- EXERCISE:
In the records that follow, show each line where the word "Devices" is present.

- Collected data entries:
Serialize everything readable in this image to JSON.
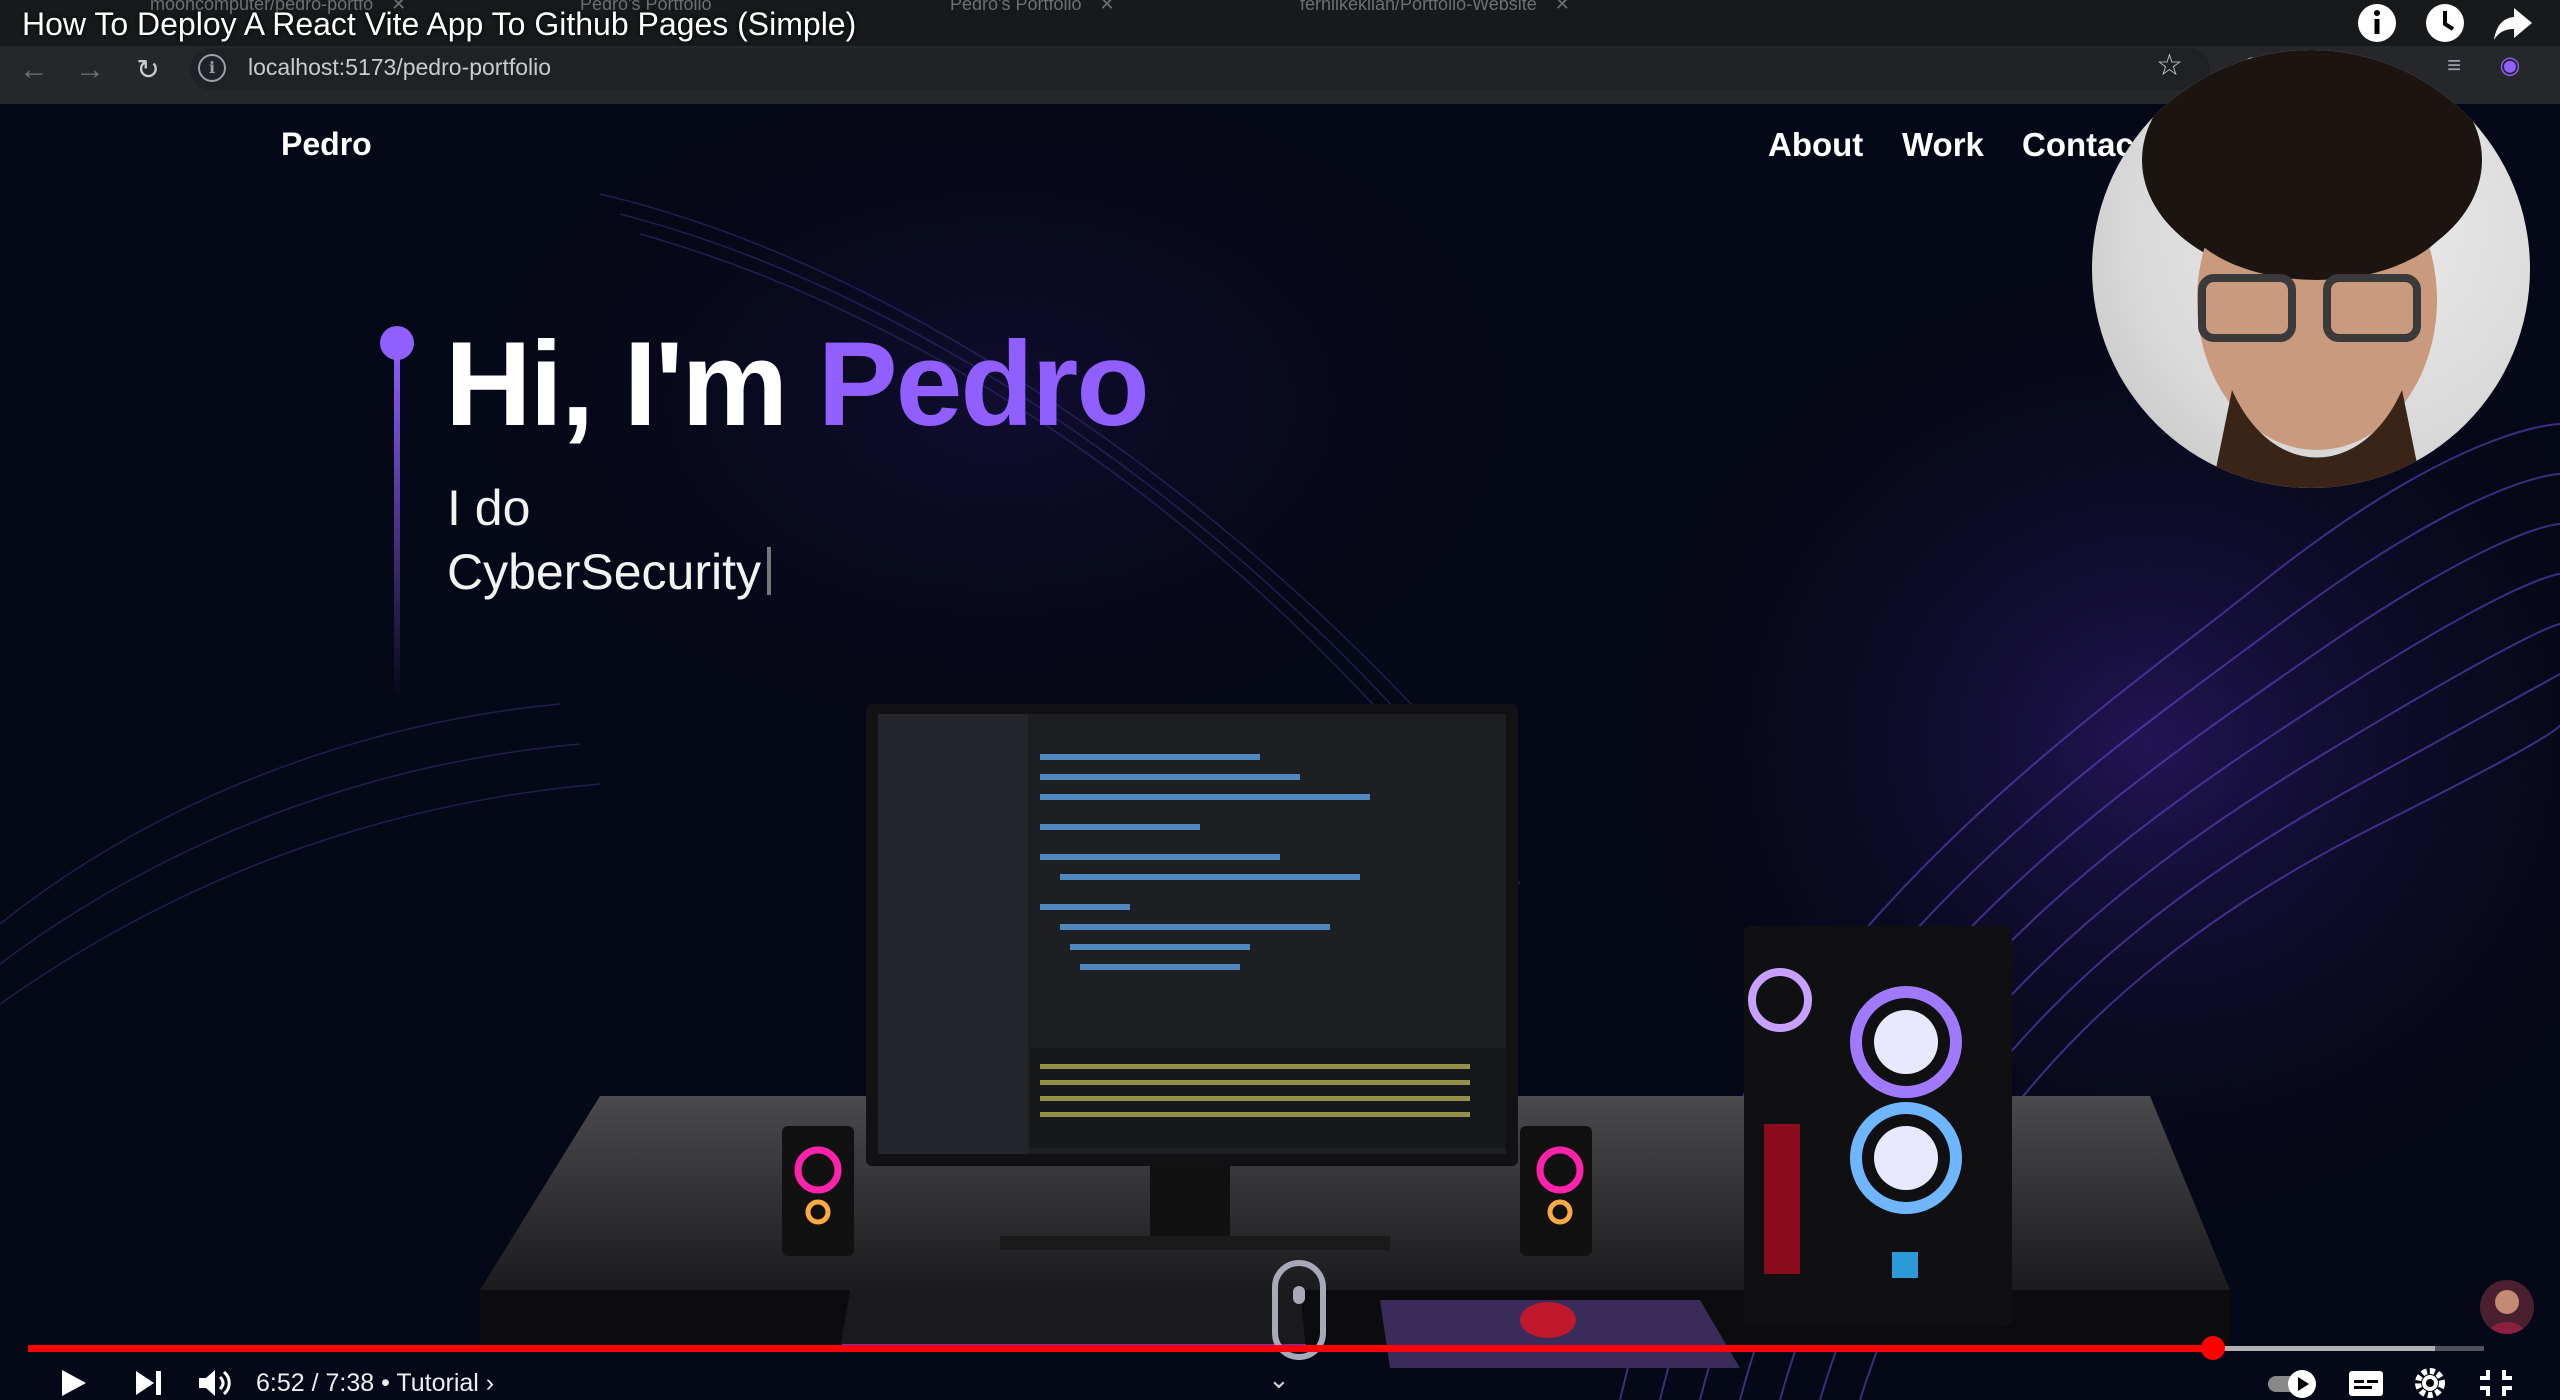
{
  "browser": {
    "tabs": [
      {
        "title": "mooncomputer/pedro-portfo"
      },
      {
        "title": "Pedro's Portfolio"
      },
      {
        "title": "Pedro's Portfolio"
      },
      {
        "title": "ferhlikeklian/Portfolio-Website"
      }
    ],
    "url": "localhost:5173/pedro-portfolio"
  },
  "video": {
    "title": "How To Deploy A React Vite App To Github Pages (Simple)",
    "current_time": "6:52",
    "duration": "7:38",
    "chapter": "Tutorial",
    "progress": 0.8895,
    "buffered": 0.98
  },
  "site": {
    "brand": "Pedro",
    "nav": [
      "About",
      "Work",
      "Contac"
    ],
    "hero": {
      "greeting": "Hi, I'm ",
      "name": "Pedro",
      "line1": "I do",
      "line2": "CyberSecurity"
    }
  },
  "colors": {
    "accent": "#915eff",
    "background": "#050816",
    "progress": "#ff0000"
  },
  "icons": [
    "back-arrow-icon",
    "forward-arrow-icon",
    "reload-icon",
    "site-info-icon",
    "bookmark-star-icon",
    "info-icon",
    "watch-later-icon",
    "share-icon",
    "play-icon",
    "next-icon",
    "volume-icon",
    "autoplay-toggle-icon",
    "subtitles-icon",
    "settings-icon",
    "exit-fullscreen-icon",
    "mouse-scroll-icon"
  ]
}
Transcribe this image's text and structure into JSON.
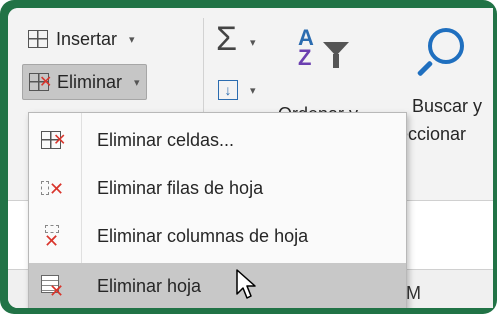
{
  "ribbon": {
    "insert_label": "Insertar",
    "delete_label": "Eliminar",
    "sort_label": "Ordenar y",
    "find_label_line1": "Buscar y",
    "find_label_line2": "leccionar"
  },
  "menu": {
    "items": [
      {
        "label": "Eliminar celdas...",
        "icon": "delete-cells-icon"
      },
      {
        "label": "Eliminar filas de hoja",
        "icon": "delete-rows-icon"
      },
      {
        "label": "Eliminar columnas de hoja",
        "icon": "delete-columns-icon"
      },
      {
        "label": "Eliminar hoja",
        "icon": "delete-sheet-icon"
      }
    ]
  },
  "sheet": {
    "column_label": "M"
  },
  "colors": {
    "frame": "#217346",
    "ribbon_bg": "#f3f3f3",
    "hover": "#c8c8c8",
    "delete_red": "#d9342b"
  }
}
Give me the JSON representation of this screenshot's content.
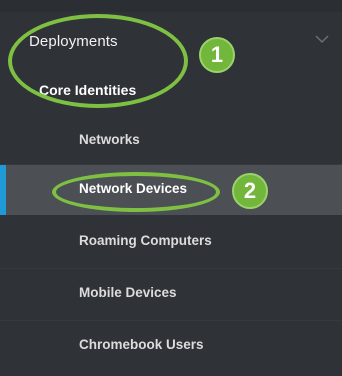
{
  "sidebar": {
    "section": {
      "label": "Deployments",
      "icon": "chevron-down-icon"
    },
    "subsection": {
      "label": "Core Identities"
    },
    "items": [
      {
        "label": "Networks",
        "active": false
      },
      {
        "label": "Network Devices",
        "active": true
      },
      {
        "label": "Roaming Computers",
        "active": false
      },
      {
        "label": "Mobile Devices",
        "active": false
      },
      {
        "label": "Chromebook Users",
        "active": false
      }
    ]
  },
  "annotations": {
    "badge1": "1",
    "badge2": "2",
    "color": "#7ec142"
  },
  "colors": {
    "background": "#2f3236",
    "active_item": "#4c5055",
    "accent": "#1e9bd7"
  }
}
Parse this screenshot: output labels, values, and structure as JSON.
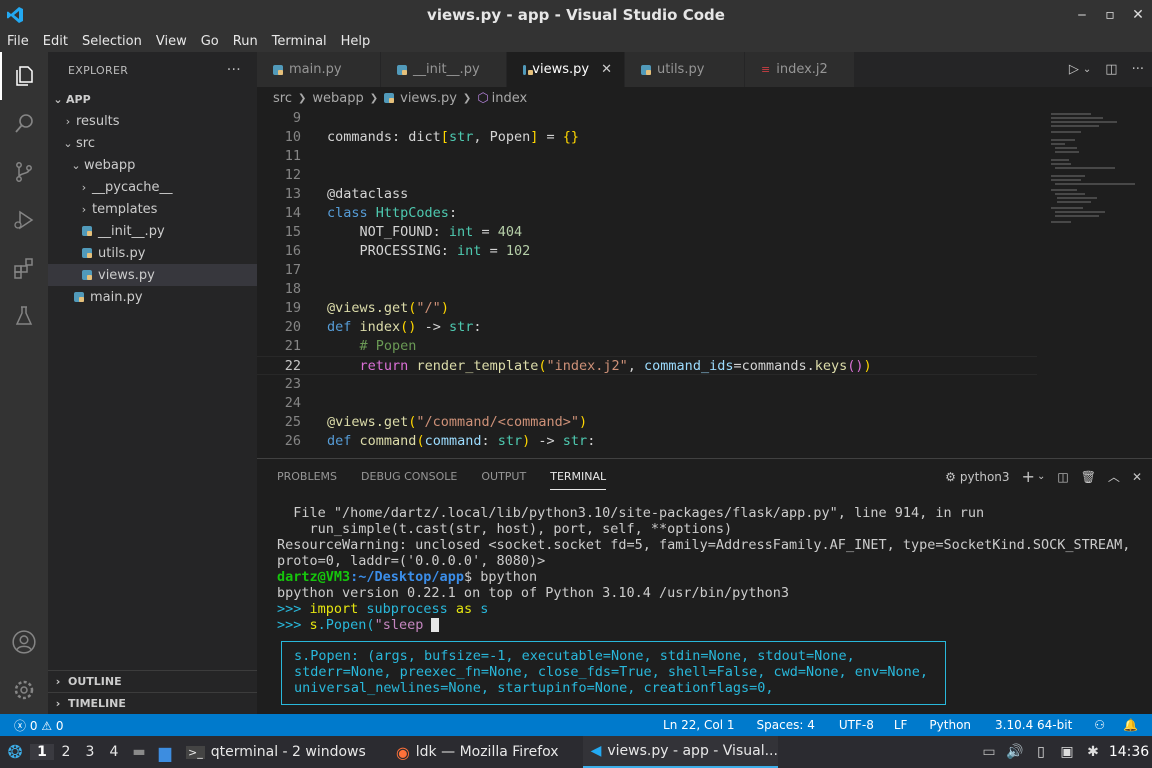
{
  "window": {
    "title": "views.py - app - Visual Studio Code"
  },
  "menu": [
    "File",
    "Edit",
    "Selection",
    "View",
    "Go",
    "Run",
    "Terminal",
    "Help"
  ],
  "explorer": {
    "header": "EXPLORER",
    "more": "···",
    "root": "APP",
    "items": [
      {
        "label": "results",
        "type": "folder",
        "open": false
      },
      {
        "label": "src",
        "type": "folder",
        "open": true
      },
      {
        "label": "webapp",
        "type": "folder",
        "open": true
      },
      {
        "label": "__pycache__",
        "type": "folder",
        "open": false
      },
      {
        "label": "templates",
        "type": "folder",
        "open": false
      },
      {
        "label": "__init__.py",
        "type": "py"
      },
      {
        "label": "utils.py",
        "type": "py"
      },
      {
        "label": "views.py",
        "type": "py",
        "selected": true
      },
      {
        "label": "main.py",
        "type": "py"
      }
    ],
    "outline": "OUTLINE",
    "timeline": "TIMELINE"
  },
  "tabs": [
    {
      "label": "main.py",
      "active": false
    },
    {
      "label": "__init__.py",
      "active": false
    },
    {
      "label": "views.py",
      "active": true
    },
    {
      "label": "utils.py",
      "active": false
    },
    {
      "label": "index.j2",
      "active": false
    }
  ],
  "breadcrumb": [
    "src",
    "webapp",
    "views.py",
    "index"
  ],
  "code": {
    "line_numbers": [
      "9",
      "10",
      "11",
      "12",
      "13",
      "14",
      "15",
      "16",
      "17",
      "18",
      "19",
      "20",
      "21",
      "22",
      "23",
      "24",
      "25",
      "26"
    ],
    "current_line": "22"
  },
  "panel": {
    "tabs": [
      "PROBLEMS",
      "DEBUG CONSOLE",
      "OUTPUT",
      "TERMINAL"
    ],
    "active_tab": "TERMINAL",
    "shell": "python3",
    "terminal_lines": [
      "  File \"/home/dartz/.local/lib/python3.10/site-packages/flask/app.py\", line 914, in run",
      "    run_simple(t.cast(str, host), port, self, **options)",
      "ResourceWarning: unclosed <socket.socket fd=5, family=AddressFamily.AF_INET, type=SocketKind.SOCK_STREAM,",
      "proto=0, laddr=('0.0.0.0', 8080)>"
    ],
    "prompt_user": "dartz@VM3",
    "prompt_path": ":~/Desktop/app",
    "prompt_cmd": "$ bpython",
    "bpython_version": "bpython version 0.22.1 on top of Python 3.10.4 /usr/bin/python3",
    "repl_prompt": ">>> ",
    "repl_line1_kw": "import",
    "repl_line1_mod": " subprocess ",
    "repl_line1_as": "as",
    "repl_line1_alias": " s",
    "repl_line2_obj": "s",
    "repl_line2_call": ".Popen(",
    "repl_line2_str": "\"sleep ",
    "suggestion": [
      "s.Popen: (args, bufsize=-1, executable=None, stdin=None, stdout=None,",
      "stderr=None, preexec_fn=None, close_fds=True, shell=False, cwd=None, env=None,",
      "universal_newlines=None, startupinfo=None, creationflags=0,"
    ]
  },
  "status": {
    "errors": "0",
    "warnings": "0",
    "position": "Ln 22, Col 1",
    "spaces": "Spaces: 4",
    "encoding": "UTF-8",
    "eol": "LF",
    "language": "Python",
    "interpreter": "3.10.4 64-bit"
  },
  "taskbar": {
    "workspaces": [
      "1",
      "2",
      "3",
      "4"
    ],
    "tasks": [
      {
        "label": "qterminal - 2 windows",
        "icon": "terminal-icon",
        "active": false
      },
      {
        "label": "ldk — Mozilla Firefox",
        "icon": "firefox-icon",
        "active": false
      },
      {
        "label": "views.py - app - Visual...",
        "icon": "vscode-icon",
        "active": true
      }
    ],
    "clock": "14:36"
  }
}
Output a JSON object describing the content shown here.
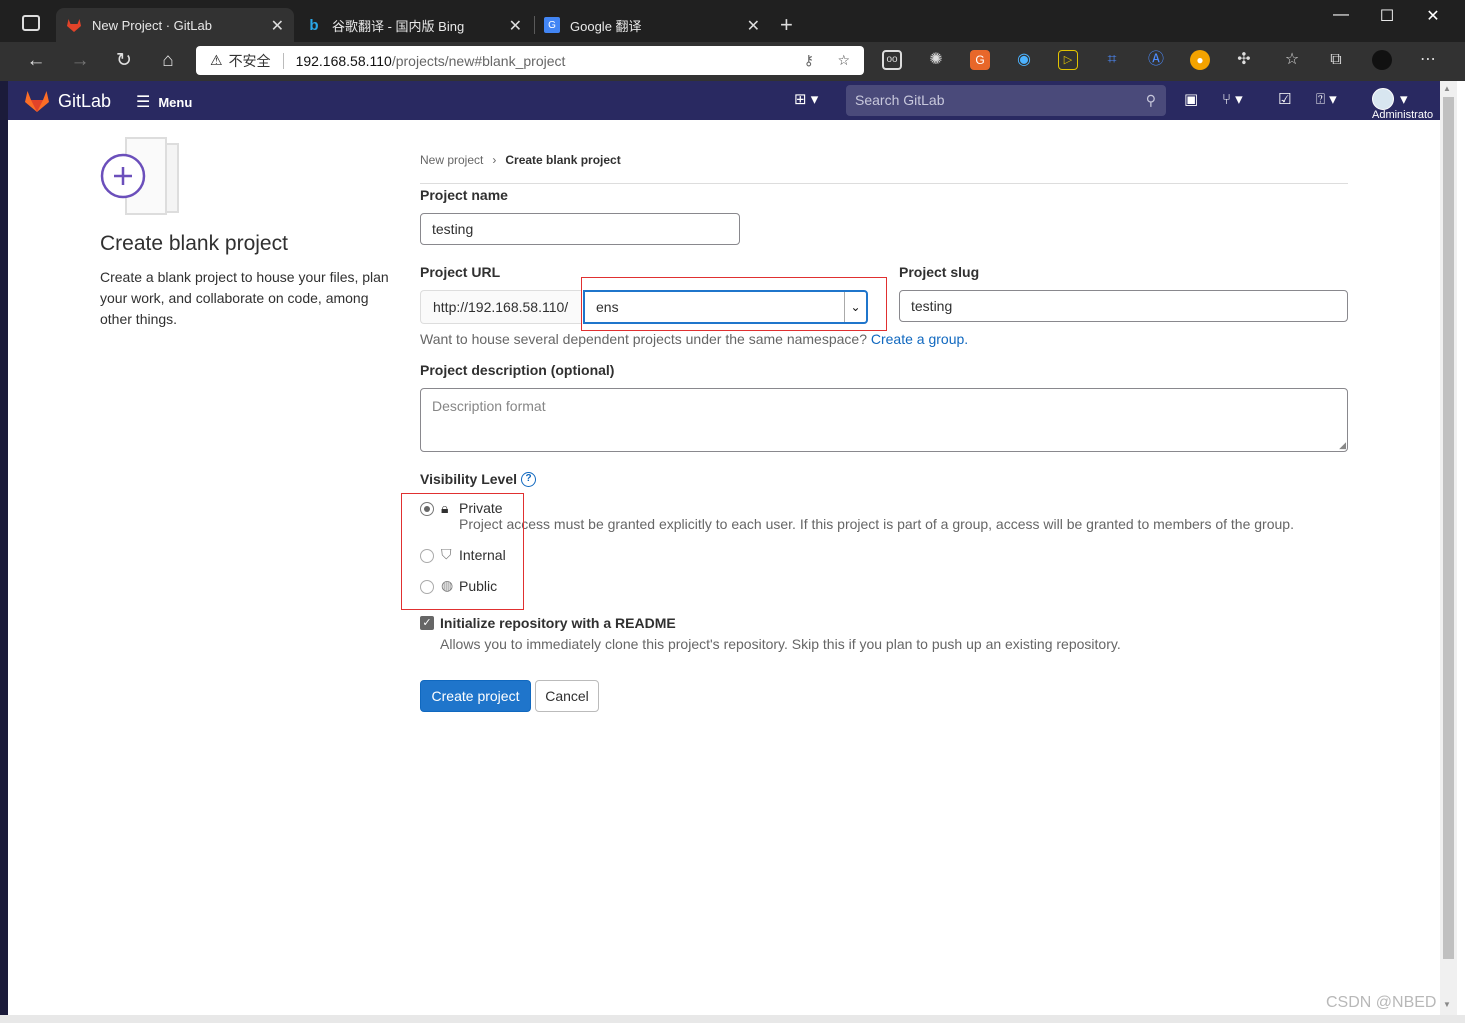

- SOLUTION BELOW:
        "label": "Network Devices",
        "label": "Mobile Devices",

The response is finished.